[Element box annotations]
------------------------------

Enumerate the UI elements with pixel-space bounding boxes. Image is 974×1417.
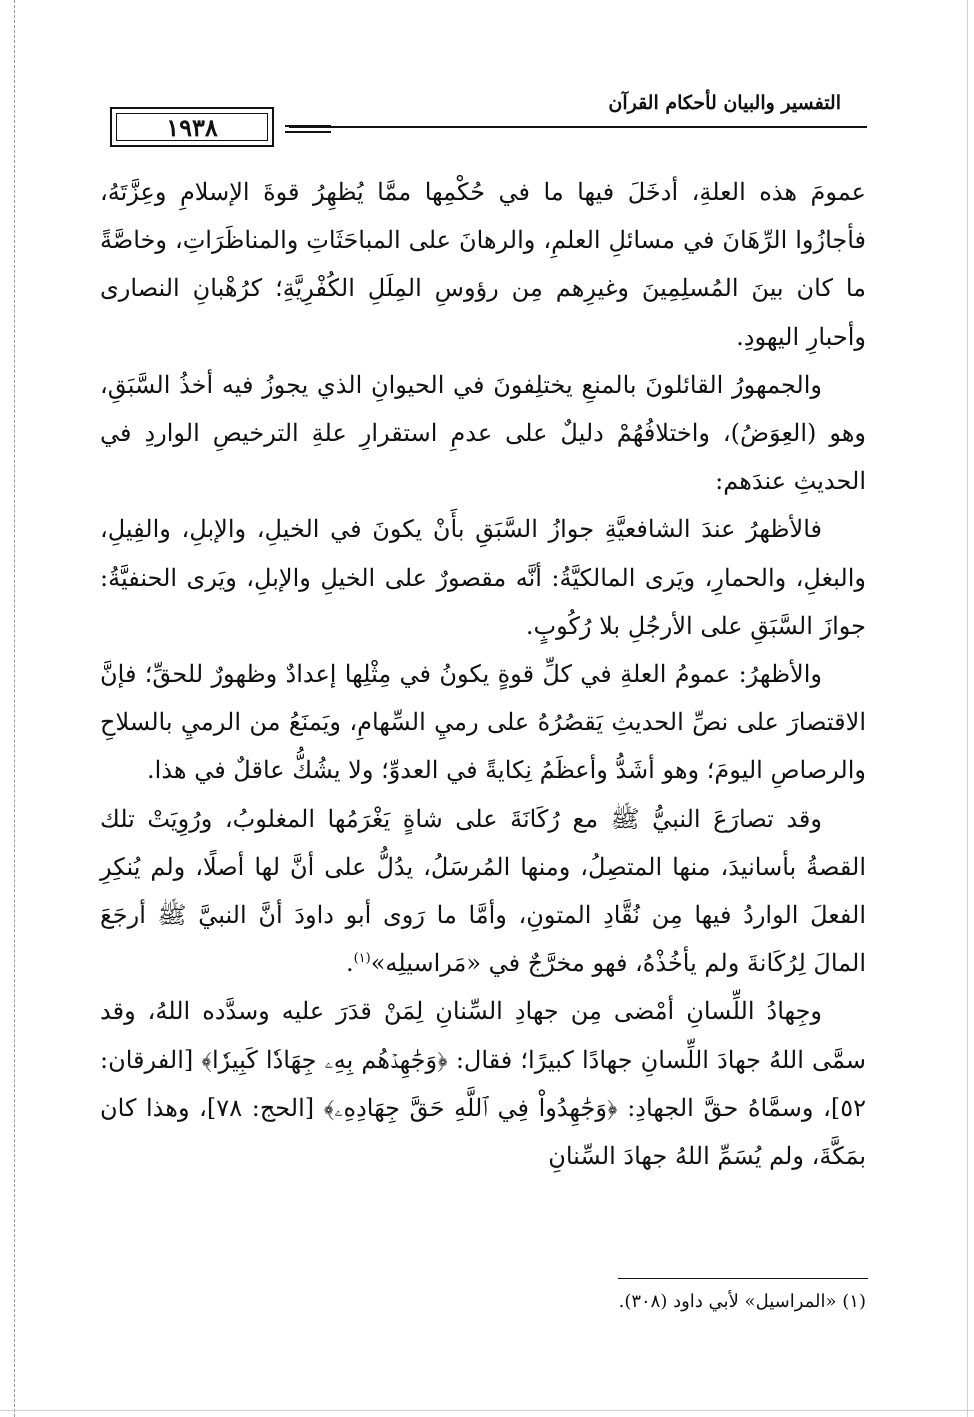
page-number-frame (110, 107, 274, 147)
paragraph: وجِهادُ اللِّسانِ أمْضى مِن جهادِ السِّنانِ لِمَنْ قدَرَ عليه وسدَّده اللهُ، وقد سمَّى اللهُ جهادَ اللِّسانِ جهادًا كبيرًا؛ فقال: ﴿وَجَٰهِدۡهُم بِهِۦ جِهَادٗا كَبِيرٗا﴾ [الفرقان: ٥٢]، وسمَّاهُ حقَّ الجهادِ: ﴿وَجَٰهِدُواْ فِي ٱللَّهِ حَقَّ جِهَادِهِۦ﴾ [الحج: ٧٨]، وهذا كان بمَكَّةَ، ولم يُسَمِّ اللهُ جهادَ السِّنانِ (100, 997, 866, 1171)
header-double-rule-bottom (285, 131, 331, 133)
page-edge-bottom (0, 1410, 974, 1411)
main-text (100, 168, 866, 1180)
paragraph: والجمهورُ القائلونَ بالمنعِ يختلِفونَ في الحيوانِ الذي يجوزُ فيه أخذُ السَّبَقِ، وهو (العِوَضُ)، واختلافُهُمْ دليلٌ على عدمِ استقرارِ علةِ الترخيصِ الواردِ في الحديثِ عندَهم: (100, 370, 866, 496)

------------------------------

Write out every line of the records above word for word, leaving out the pictures.

Enumerate the UI elements with pixel-space bounding boxes. Image is 974×1417.
page-number-frame (110, 107, 274, 147)
paragraph: وجِهادُ اللِّسانِ أمْضى مِن جهادِ السِّنانِ لِمَنْ قدَرَ عليه وسدَّده اللهُ، وقد سمَّى اللهُ جهادَ اللِّسانِ جهادًا كبيرًا؛ فقال: ﴿وَجَٰهِدۡهُم بِهِۦ جِهَادٗا كَبِيرٗا﴾ [الفرقان: ٥٢]، وسمَّاهُ حقَّ الجهادِ: ﴿وَجَٰهِدُواْ فِي ٱللَّهِ حَقَّ جِهَادِهِۦ﴾ [الحج: ٧٨]، وهذا كان بمَكَّةَ، ولم يُسَمِّ اللهُ جهادَ السِّنانِ (100, 997, 866, 1171)
header-double-rule-bottom (285, 131, 331, 133)
page-edge-bottom (0, 1410, 974, 1411)
main-text (100, 168, 866, 1180)
paragraph: والجمهورُ القائلونَ بالمنعِ يختلِفونَ في الحيوانِ الذي يجوزُ فيه أخذُ السَّبَقِ، وهو (العِوَضُ)، واختلافُهُمْ دليلٌ على عدمِ استقرارِ علةِ الترخيصِ الواردِ في الحديثِ عندَهم: (100, 370, 866, 496)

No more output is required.